▸ **Exercise instructions**
Find each line that has the string "ОСВІТА" and give the total, with nothing else.
[BEGIN Information given]
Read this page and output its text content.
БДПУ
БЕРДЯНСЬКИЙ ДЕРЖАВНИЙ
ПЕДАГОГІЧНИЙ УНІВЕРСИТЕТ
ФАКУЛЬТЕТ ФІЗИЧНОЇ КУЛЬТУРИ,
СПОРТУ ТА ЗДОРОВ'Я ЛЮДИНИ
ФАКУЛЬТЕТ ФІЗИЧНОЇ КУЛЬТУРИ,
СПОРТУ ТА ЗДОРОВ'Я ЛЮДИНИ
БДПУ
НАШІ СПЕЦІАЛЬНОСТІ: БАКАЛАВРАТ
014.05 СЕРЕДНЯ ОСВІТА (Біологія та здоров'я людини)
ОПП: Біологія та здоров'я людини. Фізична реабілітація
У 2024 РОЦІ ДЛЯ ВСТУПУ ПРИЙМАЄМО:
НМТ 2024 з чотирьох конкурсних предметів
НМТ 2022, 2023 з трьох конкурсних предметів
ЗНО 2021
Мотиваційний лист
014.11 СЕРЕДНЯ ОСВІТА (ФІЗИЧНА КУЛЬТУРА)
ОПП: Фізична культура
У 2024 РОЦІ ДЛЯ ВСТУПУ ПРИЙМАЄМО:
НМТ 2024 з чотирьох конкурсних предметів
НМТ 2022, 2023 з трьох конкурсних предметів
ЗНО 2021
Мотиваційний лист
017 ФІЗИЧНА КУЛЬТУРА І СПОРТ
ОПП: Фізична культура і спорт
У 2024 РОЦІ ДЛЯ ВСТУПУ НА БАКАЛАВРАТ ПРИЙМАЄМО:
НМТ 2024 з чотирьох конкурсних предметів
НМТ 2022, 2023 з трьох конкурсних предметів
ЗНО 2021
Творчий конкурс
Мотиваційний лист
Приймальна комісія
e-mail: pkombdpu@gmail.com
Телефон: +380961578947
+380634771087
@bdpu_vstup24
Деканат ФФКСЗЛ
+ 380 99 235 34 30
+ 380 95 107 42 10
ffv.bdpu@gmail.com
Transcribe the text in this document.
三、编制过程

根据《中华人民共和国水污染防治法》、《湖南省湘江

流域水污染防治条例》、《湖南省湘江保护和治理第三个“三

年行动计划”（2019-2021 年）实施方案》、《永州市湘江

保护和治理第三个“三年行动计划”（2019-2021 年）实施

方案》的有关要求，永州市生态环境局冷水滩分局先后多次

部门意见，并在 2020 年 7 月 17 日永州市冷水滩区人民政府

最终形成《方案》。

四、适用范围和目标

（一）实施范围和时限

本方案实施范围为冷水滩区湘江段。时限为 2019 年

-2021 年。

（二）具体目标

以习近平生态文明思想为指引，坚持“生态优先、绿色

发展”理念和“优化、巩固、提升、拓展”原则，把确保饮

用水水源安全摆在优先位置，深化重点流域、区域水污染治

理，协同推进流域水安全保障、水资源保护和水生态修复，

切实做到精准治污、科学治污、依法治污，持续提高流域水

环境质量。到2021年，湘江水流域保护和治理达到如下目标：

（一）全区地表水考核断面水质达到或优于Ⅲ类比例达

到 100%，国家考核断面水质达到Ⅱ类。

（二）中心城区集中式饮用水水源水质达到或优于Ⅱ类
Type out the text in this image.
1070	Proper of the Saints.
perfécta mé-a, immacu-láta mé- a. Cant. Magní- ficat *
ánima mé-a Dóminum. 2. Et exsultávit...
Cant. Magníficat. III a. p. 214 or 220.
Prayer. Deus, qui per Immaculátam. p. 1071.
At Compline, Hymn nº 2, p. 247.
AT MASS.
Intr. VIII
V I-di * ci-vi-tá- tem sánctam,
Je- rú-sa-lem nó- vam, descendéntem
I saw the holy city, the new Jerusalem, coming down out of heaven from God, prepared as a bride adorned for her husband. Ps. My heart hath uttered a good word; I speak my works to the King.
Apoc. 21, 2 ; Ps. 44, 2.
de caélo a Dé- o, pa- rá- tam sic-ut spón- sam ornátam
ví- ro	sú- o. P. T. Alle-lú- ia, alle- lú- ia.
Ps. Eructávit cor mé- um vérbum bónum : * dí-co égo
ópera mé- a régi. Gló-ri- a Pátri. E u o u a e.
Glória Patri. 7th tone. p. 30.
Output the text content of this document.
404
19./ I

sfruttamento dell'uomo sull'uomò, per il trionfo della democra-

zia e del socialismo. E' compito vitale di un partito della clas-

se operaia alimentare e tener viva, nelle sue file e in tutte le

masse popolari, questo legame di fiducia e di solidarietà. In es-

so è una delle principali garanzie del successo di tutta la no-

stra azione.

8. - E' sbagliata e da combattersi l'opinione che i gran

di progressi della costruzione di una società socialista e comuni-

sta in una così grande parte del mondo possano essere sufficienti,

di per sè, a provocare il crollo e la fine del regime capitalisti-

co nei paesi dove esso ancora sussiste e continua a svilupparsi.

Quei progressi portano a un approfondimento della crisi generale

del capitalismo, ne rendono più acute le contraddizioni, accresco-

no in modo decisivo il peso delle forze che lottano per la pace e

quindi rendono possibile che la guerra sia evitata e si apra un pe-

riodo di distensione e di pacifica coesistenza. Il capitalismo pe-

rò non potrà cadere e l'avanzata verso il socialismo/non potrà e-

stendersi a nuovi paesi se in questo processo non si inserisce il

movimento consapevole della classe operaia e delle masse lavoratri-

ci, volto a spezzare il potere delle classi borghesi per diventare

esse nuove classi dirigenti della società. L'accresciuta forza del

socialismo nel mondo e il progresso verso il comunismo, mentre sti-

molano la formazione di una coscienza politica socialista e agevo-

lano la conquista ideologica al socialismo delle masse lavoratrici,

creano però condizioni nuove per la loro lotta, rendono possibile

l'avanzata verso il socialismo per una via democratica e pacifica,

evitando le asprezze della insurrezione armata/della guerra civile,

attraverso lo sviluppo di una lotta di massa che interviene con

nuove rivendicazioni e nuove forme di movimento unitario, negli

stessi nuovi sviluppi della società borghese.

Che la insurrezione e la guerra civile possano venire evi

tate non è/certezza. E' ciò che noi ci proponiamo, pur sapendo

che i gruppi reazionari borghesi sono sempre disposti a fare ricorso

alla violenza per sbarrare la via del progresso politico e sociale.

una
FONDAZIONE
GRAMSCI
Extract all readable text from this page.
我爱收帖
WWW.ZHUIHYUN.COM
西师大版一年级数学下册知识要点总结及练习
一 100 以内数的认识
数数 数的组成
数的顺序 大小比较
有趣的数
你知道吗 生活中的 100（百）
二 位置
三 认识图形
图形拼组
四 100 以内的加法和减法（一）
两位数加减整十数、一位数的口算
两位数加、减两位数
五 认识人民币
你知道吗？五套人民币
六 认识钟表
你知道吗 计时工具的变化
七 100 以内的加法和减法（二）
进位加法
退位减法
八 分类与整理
[END Information given]
▸ **Exercise response**
2